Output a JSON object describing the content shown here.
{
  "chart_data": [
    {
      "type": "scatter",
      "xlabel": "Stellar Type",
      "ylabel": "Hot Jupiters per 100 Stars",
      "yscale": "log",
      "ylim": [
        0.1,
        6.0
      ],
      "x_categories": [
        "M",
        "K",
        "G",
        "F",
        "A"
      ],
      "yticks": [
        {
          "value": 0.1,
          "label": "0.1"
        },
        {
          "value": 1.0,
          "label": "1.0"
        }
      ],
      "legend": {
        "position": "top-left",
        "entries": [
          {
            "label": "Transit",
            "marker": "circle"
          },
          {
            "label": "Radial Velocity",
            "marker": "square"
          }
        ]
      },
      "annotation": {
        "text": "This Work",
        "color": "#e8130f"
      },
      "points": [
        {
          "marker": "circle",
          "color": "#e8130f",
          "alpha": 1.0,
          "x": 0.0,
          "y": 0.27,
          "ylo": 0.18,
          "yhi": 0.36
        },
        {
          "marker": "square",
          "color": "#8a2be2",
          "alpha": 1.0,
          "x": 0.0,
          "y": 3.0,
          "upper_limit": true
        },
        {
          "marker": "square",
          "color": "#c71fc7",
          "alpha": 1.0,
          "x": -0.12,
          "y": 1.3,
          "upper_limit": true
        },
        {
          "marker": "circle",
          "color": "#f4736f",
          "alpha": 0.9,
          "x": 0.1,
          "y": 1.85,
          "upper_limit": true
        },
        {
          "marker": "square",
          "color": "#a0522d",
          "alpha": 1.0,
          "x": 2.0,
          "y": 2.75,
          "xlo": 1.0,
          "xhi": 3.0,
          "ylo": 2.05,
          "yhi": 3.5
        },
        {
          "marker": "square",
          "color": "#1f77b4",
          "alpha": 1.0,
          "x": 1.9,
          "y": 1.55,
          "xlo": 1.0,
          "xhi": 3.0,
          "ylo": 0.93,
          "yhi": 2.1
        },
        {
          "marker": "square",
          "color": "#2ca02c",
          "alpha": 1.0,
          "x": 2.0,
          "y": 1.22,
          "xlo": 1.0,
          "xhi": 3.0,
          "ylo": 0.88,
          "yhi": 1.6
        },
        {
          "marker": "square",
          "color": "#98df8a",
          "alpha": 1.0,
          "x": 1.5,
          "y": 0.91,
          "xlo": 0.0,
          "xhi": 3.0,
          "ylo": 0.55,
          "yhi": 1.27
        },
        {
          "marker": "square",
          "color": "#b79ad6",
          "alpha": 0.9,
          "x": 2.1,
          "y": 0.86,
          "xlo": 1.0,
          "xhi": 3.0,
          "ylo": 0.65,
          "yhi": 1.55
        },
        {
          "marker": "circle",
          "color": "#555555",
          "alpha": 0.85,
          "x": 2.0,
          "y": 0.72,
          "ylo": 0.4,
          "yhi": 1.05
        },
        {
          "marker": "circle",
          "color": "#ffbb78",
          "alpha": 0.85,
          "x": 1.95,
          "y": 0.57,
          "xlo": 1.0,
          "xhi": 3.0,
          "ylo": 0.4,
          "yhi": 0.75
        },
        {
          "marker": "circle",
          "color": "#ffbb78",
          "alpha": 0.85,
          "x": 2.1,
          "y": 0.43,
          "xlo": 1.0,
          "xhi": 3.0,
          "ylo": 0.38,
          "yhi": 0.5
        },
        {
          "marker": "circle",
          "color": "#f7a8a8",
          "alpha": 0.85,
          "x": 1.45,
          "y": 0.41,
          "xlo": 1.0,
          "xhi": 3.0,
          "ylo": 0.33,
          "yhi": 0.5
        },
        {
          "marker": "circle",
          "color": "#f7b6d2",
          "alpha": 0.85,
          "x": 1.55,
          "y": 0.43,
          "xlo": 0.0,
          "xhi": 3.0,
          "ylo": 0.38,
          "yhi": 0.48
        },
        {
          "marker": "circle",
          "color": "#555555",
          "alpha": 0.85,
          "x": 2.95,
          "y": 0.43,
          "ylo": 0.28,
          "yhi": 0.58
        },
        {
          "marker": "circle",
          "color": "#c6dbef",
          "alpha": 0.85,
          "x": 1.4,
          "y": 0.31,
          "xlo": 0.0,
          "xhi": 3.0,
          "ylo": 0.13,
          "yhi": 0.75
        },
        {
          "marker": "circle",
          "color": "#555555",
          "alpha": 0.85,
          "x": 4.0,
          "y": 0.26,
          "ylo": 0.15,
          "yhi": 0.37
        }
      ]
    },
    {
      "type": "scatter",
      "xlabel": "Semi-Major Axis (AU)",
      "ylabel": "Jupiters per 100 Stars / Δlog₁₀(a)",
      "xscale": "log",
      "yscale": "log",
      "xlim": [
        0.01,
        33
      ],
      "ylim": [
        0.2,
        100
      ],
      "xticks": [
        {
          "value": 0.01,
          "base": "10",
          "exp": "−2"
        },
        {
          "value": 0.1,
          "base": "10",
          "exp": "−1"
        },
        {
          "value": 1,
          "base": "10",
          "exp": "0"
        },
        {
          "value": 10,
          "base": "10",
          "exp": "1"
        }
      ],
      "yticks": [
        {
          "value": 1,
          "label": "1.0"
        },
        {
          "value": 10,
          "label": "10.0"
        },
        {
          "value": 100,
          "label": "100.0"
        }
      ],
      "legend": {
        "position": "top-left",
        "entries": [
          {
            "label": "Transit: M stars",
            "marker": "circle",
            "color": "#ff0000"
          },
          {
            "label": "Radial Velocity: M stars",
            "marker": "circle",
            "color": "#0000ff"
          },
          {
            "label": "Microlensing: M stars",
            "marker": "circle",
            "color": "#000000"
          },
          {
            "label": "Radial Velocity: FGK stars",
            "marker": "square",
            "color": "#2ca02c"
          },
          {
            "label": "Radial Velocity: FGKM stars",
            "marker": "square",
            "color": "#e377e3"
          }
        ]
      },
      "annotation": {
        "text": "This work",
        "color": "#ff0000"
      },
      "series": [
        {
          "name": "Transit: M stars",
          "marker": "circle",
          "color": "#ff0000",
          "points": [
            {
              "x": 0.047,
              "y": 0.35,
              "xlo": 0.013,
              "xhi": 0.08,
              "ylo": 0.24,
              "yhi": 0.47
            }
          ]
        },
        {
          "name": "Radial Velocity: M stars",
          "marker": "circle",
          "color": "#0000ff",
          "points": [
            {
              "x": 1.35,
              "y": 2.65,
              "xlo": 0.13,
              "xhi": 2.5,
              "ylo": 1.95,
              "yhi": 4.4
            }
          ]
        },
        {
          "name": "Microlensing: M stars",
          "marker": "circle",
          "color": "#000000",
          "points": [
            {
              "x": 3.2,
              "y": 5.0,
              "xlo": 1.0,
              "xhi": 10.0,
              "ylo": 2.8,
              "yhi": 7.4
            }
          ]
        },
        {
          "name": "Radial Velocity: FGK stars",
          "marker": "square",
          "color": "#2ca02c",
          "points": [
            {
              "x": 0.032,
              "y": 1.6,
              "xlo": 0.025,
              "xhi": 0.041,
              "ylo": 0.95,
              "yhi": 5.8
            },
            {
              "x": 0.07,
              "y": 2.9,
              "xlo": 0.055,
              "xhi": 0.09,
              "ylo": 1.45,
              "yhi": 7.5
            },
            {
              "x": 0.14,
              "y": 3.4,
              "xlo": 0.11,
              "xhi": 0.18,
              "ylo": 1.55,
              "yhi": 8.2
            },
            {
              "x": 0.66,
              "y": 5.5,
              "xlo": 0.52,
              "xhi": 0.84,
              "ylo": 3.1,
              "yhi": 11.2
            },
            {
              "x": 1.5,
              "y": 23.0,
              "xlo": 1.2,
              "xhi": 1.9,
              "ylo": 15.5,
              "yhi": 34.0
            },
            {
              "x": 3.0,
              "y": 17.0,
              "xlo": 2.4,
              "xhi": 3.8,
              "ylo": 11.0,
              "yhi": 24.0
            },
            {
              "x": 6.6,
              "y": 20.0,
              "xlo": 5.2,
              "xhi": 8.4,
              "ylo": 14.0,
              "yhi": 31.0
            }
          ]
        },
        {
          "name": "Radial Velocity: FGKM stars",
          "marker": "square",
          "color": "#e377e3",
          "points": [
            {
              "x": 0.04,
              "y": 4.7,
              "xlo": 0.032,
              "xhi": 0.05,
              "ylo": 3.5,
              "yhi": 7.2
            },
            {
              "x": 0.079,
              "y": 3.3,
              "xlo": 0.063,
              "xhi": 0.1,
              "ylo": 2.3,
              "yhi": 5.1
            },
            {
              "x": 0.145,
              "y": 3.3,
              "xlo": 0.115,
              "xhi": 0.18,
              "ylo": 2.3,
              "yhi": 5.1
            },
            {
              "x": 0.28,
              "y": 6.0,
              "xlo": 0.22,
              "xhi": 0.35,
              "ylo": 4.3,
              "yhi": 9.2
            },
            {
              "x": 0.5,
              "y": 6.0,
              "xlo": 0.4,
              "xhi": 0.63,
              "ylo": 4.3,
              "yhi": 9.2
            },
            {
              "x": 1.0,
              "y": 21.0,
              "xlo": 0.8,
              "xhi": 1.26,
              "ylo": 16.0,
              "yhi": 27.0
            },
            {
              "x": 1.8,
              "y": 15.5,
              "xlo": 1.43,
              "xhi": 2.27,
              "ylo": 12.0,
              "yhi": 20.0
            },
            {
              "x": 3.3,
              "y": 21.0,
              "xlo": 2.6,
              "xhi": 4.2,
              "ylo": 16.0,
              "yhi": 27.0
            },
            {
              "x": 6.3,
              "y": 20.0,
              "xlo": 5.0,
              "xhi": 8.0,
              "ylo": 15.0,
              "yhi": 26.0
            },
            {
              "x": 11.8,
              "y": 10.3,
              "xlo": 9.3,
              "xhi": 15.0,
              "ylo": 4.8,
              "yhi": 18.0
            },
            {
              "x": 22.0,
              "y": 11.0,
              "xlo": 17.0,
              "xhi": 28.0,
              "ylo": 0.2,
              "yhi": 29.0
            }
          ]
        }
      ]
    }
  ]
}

----------

# Exercise
Extract, from the listing above, every line where the string "FGKM" occurs.

# Result of this exercise
            "label": "Radial Velocity: FGKM stars",
          "name": "Radial Velocity: FGKM stars",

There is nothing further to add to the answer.